| Exercise directions |
Below are the records; copy each line in them that holds the word "name".

━━━ Data for this exercise ━━━

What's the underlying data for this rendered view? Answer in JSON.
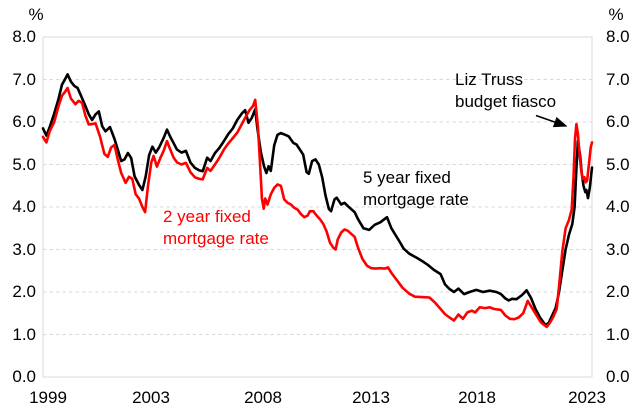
{
  "chart_data": {
    "type": "line",
    "y_axis": {
      "unit_left": "%",
      "unit_right": "%",
      "range": [
        0,
        8
      ],
      "tick_labels": [
        "8.0",
        "7.0",
        "6.0",
        "5.0",
        "4.0",
        "3.0",
        "2.0",
        "1.0",
        "0.0"
      ],
      "gridlines": "horizontal-dashed",
      "sides": "both"
    },
    "x_axis": {
      "range_years": [
        1999,
        2023.58
      ],
      "tick_labels": [
        "1999",
        "2003",
        "2008",
        "2013",
        "2018",
        "2023"
      ]
    },
    "annotation": {
      "line1": "Liz Truss",
      "line2": "budget fiasco"
    },
    "series": [
      {
        "name": "5 year fixed mortgage rate",
        "label_line1": "5 year fixed",
        "label_line2": "mortgage rate",
        "color": "#000000",
        "points": [
          [
            1999.0,
            5.85
          ],
          [
            1999.15,
            5.68
          ],
          [
            1999.3,
            5.88
          ],
          [
            1999.5,
            6.2
          ],
          [
            1999.7,
            6.55
          ],
          [
            1999.85,
            6.88
          ],
          [
            2000.0,
            7.02
          ],
          [
            2000.1,
            7.12
          ],
          [
            2000.25,
            6.95
          ],
          [
            2000.4,
            6.85
          ],
          [
            2000.55,
            6.8
          ],
          [
            2000.7,
            6.62
          ],
          [
            2000.88,
            6.4
          ],
          [
            2001.05,
            6.18
          ],
          [
            2001.2,
            6.05
          ],
          [
            2001.35,
            6.18
          ],
          [
            2001.5,
            6.25
          ],
          [
            2001.65,
            5.9
          ],
          [
            2001.8,
            5.78
          ],
          [
            2002.0,
            5.88
          ],
          [
            2002.2,
            5.6
          ],
          [
            2002.35,
            5.35
          ],
          [
            2002.5,
            5.08
          ],
          [
            2002.65,
            5.12
          ],
          [
            2002.8,
            5.27
          ],
          [
            2002.95,
            5.15
          ],
          [
            2003.1,
            4.72
          ],
          [
            2003.3,
            4.52
          ],
          [
            2003.45,
            4.4
          ],
          [
            2003.6,
            4.72
          ],
          [
            2003.75,
            5.22
          ],
          [
            2003.9,
            5.42
          ],
          [
            2004.05,
            5.28
          ],
          [
            2004.2,
            5.4
          ],
          [
            2004.4,
            5.62
          ],
          [
            2004.55,
            5.82
          ],
          [
            2004.7,
            5.65
          ],
          [
            2004.85,
            5.5
          ],
          [
            2005.0,
            5.35
          ],
          [
            2005.2,
            5.28
          ],
          [
            2005.4,
            5.32
          ],
          [
            2005.6,
            5.05
          ],
          [
            2005.8,
            4.92
          ],
          [
            2006.0,
            4.86
          ],
          [
            2006.15,
            4.84
          ],
          [
            2006.35,
            5.16
          ],
          [
            2006.5,
            5.08
          ],
          [
            2006.7,
            5.27
          ],
          [
            2006.9,
            5.39
          ],
          [
            2007.1,
            5.55
          ],
          [
            2007.3,
            5.72
          ],
          [
            2007.5,
            5.85
          ],
          [
            2007.7,
            6.05
          ],
          [
            2007.9,
            6.2
          ],
          [
            2008.05,
            6.28
          ],
          [
            2008.2,
            5.98
          ],
          [
            2008.35,
            6.1
          ],
          [
            2008.5,
            6.3
          ],
          [
            2008.6,
            5.85
          ],
          [
            2008.75,
            5.3
          ],
          [
            2008.9,
            4.95
          ],
          [
            2009.0,
            4.8
          ],
          [
            2009.1,
            4.96
          ],
          [
            2009.2,
            4.85
          ],
          [
            2009.35,
            5.45
          ],
          [
            2009.5,
            5.7
          ],
          [
            2009.65,
            5.74
          ],
          [
            2009.85,
            5.7
          ],
          [
            2010.0,
            5.66
          ],
          [
            2010.2,
            5.51
          ],
          [
            2010.35,
            5.47
          ],
          [
            2010.5,
            5.35
          ],
          [
            2010.65,
            5.23
          ],
          [
            2010.8,
            4.82
          ],
          [
            2010.9,
            4.78
          ],
          [
            2011.05,
            5.08
          ],
          [
            2011.2,
            5.12
          ],
          [
            2011.35,
            5.0
          ],
          [
            2011.5,
            4.7
          ],
          [
            2011.65,
            4.27
          ],
          [
            2011.8,
            3.95
          ],
          [
            2011.9,
            3.9
          ],
          [
            2012.05,
            4.18
          ],
          [
            2012.15,
            4.22
          ],
          [
            2012.35,
            4.06
          ],
          [
            2012.5,
            4.1
          ],
          [
            2012.65,
            4.02
          ],
          [
            2012.8,
            3.95
          ],
          [
            2012.95,
            3.88
          ],
          [
            2013.1,
            3.72
          ],
          [
            2013.35,
            3.5
          ],
          [
            2013.6,
            3.46
          ],
          [
            2013.85,
            3.58
          ],
          [
            2014.1,
            3.64
          ],
          [
            2014.4,
            3.76
          ],
          [
            2014.6,
            3.5
          ],
          [
            2014.95,
            3.2
          ],
          [
            2015.15,
            3.02
          ],
          [
            2015.4,
            2.9
          ],
          [
            2015.75,
            2.8
          ],
          [
            2016.0,
            2.72
          ],
          [
            2016.2,
            2.65
          ],
          [
            2016.5,
            2.52
          ],
          [
            2016.8,
            2.42
          ],
          [
            2017.0,
            2.18
          ],
          [
            2017.2,
            2.07
          ],
          [
            2017.4,
            2.0
          ],
          [
            2017.6,
            2.08
          ],
          [
            2017.85,
            1.95
          ],
          [
            2018.1,
            2.0
          ],
          [
            2018.4,
            2.05
          ],
          [
            2018.7,
            2.0
          ],
          [
            2019.0,
            2.03
          ],
          [
            2019.3,
            2.0
          ],
          [
            2019.5,
            1.95
          ],
          [
            2019.7,
            1.85
          ],
          [
            2019.85,
            1.8
          ],
          [
            2020.0,
            1.84
          ],
          [
            2020.2,
            1.83
          ],
          [
            2020.45,
            1.93
          ],
          [
            2020.65,
            2.04
          ],
          [
            2020.85,
            1.86
          ],
          [
            2021.05,
            1.6
          ],
          [
            2021.25,
            1.4
          ],
          [
            2021.5,
            1.22
          ],
          [
            2021.65,
            1.28
          ],
          [
            2021.8,
            1.45
          ],
          [
            2021.95,
            1.62
          ],
          [
            2022.1,
            1.98
          ],
          [
            2022.25,
            2.5
          ],
          [
            2022.4,
            3.0
          ],
          [
            2022.55,
            3.35
          ],
          [
            2022.7,
            3.6
          ],
          [
            2022.8,
            4.0
          ],
          [
            2022.88,
            4.9
          ],
          [
            2022.95,
            5.55
          ],
          [
            2023.05,
            5.2
          ],
          [
            2023.12,
            4.8
          ],
          [
            2023.2,
            4.5
          ],
          [
            2023.28,
            4.35
          ],
          [
            2023.33,
            4.4
          ],
          [
            2023.4,
            4.21
          ],
          [
            2023.48,
            4.45
          ],
          [
            2023.58,
            4.93
          ]
        ]
      },
      {
        "name": "2 year fixed mortgage rate",
        "label_line1": "2 year fixed",
        "label_line2": "mortgage rate",
        "color": "#ff0000",
        "points": [
          [
            1999.0,
            5.65
          ],
          [
            1999.15,
            5.52
          ],
          [
            1999.3,
            5.78
          ],
          [
            1999.5,
            6.0
          ],
          [
            1999.7,
            6.38
          ],
          [
            1999.85,
            6.62
          ],
          [
            2000.0,
            6.72
          ],
          [
            2000.1,
            6.8
          ],
          [
            2000.25,
            6.55
          ],
          [
            2000.45,
            6.42
          ],
          [
            2000.6,
            6.5
          ],
          [
            2000.75,
            6.45
          ],
          [
            2000.9,
            6.15
          ],
          [
            2001.05,
            5.94
          ],
          [
            2001.2,
            5.95
          ],
          [
            2001.35,
            5.97
          ],
          [
            2001.55,
            5.66
          ],
          [
            2001.75,
            5.25
          ],
          [
            2001.9,
            5.18
          ],
          [
            2002.05,
            5.4
          ],
          [
            2002.2,
            5.46
          ],
          [
            2002.35,
            5.11
          ],
          [
            2002.5,
            4.8
          ],
          [
            2002.7,
            4.57
          ],
          [
            2002.85,
            4.71
          ],
          [
            2003.0,
            4.66
          ],
          [
            2003.15,
            4.3
          ],
          [
            2003.3,
            4.2
          ],
          [
            2003.45,
            4.0
          ],
          [
            2003.57,
            3.88
          ],
          [
            2003.7,
            4.5
          ],
          [
            2003.85,
            5.05
          ],
          [
            2003.95,
            5.2
          ],
          [
            2004.1,
            4.95
          ],
          [
            2004.25,
            5.15
          ],
          [
            2004.4,
            5.32
          ],
          [
            2004.55,
            5.55
          ],
          [
            2004.7,
            5.35
          ],
          [
            2004.85,
            5.16
          ],
          [
            2005.0,
            5.05
          ],
          [
            2005.2,
            5.0
          ],
          [
            2005.4,
            5.04
          ],
          [
            2005.6,
            4.82
          ],
          [
            2005.8,
            4.7
          ],
          [
            2006.0,
            4.66
          ],
          [
            2006.15,
            4.65
          ],
          [
            2006.35,
            4.92
          ],
          [
            2006.5,
            4.85
          ],
          [
            2006.7,
            5.0
          ],
          [
            2006.9,
            5.16
          ],
          [
            2007.1,
            5.35
          ],
          [
            2007.3,
            5.5
          ],
          [
            2007.5,
            5.62
          ],
          [
            2007.7,
            5.75
          ],
          [
            2007.9,
            5.95
          ],
          [
            2008.1,
            6.15
          ],
          [
            2008.25,
            6.28
          ],
          [
            2008.4,
            6.38
          ],
          [
            2008.5,
            6.52
          ],
          [
            2008.62,
            5.9
          ],
          [
            2008.72,
            5.0
          ],
          [
            2008.8,
            4.2
          ],
          [
            2008.88,
            3.96
          ],
          [
            2008.95,
            4.2
          ],
          [
            2009.05,
            4.06
          ],
          [
            2009.2,
            4.3
          ],
          [
            2009.35,
            4.45
          ],
          [
            2009.5,
            4.53
          ],
          [
            2009.65,
            4.5
          ],
          [
            2009.8,
            4.18
          ],
          [
            2009.95,
            4.1
          ],
          [
            2010.1,
            4.06
          ],
          [
            2010.25,
            3.98
          ],
          [
            2010.4,
            3.94
          ],
          [
            2010.55,
            3.83
          ],
          [
            2010.7,
            3.76
          ],
          [
            2010.85,
            3.8
          ],
          [
            2010.95,
            3.9
          ],
          [
            2011.1,
            3.9
          ],
          [
            2011.25,
            3.8
          ],
          [
            2011.4,
            3.71
          ],
          [
            2011.55,
            3.6
          ],
          [
            2011.7,
            3.42
          ],
          [
            2011.85,
            3.16
          ],
          [
            2012.0,
            3.04
          ],
          [
            2012.1,
            3.0
          ],
          [
            2012.2,
            3.24
          ],
          [
            2012.35,
            3.4
          ],
          [
            2012.5,
            3.47
          ],
          [
            2012.65,
            3.44
          ],
          [
            2012.8,
            3.37
          ],
          [
            2012.95,
            3.3
          ],
          [
            2013.1,
            3.05
          ],
          [
            2013.3,
            2.78
          ],
          [
            2013.5,
            2.62
          ],
          [
            2013.7,
            2.56
          ],
          [
            2013.9,
            2.55
          ],
          [
            2014.1,
            2.56
          ],
          [
            2014.3,
            2.55
          ],
          [
            2014.45,
            2.58
          ],
          [
            2014.6,
            2.45
          ],
          [
            2014.9,
            2.24
          ],
          [
            2015.1,
            2.1
          ],
          [
            2015.4,
            1.96
          ],
          [
            2015.65,
            1.89
          ],
          [
            2015.95,
            1.88
          ],
          [
            2016.3,
            1.87
          ],
          [
            2016.55,
            1.75
          ],
          [
            2016.8,
            1.6
          ],
          [
            2017.0,
            1.48
          ],
          [
            2017.2,
            1.4
          ],
          [
            2017.4,
            1.33
          ],
          [
            2017.6,
            1.47
          ],
          [
            2017.8,
            1.37
          ],
          [
            2018.0,
            1.52
          ],
          [
            2018.2,
            1.56
          ],
          [
            2018.35,
            1.52
          ],
          [
            2018.55,
            1.64
          ],
          [
            2018.8,
            1.62
          ],
          [
            2019.0,
            1.64
          ],
          [
            2019.2,
            1.6
          ],
          [
            2019.5,
            1.58
          ],
          [
            2019.7,
            1.45
          ],
          [
            2019.9,
            1.37
          ],
          [
            2020.1,
            1.36
          ],
          [
            2020.3,
            1.4
          ],
          [
            2020.5,
            1.5
          ],
          [
            2020.7,
            1.79
          ],
          [
            2020.9,
            1.62
          ],
          [
            2021.1,
            1.45
          ],
          [
            2021.3,
            1.28
          ],
          [
            2021.55,
            1.18
          ],
          [
            2021.7,
            1.28
          ],
          [
            2021.85,
            1.42
          ],
          [
            2022.0,
            1.6
          ],
          [
            2022.1,
            2.1
          ],
          [
            2022.25,
            2.95
          ],
          [
            2022.4,
            3.5
          ],
          [
            2022.55,
            3.7
          ],
          [
            2022.67,
            3.94
          ],
          [
            2022.75,
            4.7
          ],
          [
            2022.82,
            5.6
          ],
          [
            2022.88,
            5.95
          ],
          [
            2022.95,
            5.72
          ],
          [
            2023.02,
            5.25
          ],
          [
            2023.1,
            4.85
          ],
          [
            2023.17,
            4.66
          ],
          [
            2023.24,
            4.7
          ],
          [
            2023.3,
            4.58
          ],
          [
            2023.36,
            4.62
          ],
          [
            2023.44,
            5.0
          ],
          [
            2023.52,
            5.4
          ],
          [
            2023.58,
            5.52
          ]
        ]
      }
    ]
  }
}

━━━

| Problem solution |
        "name": "5 year fixed mortgage rate",
        "name": "2 year fixed mortgage rate",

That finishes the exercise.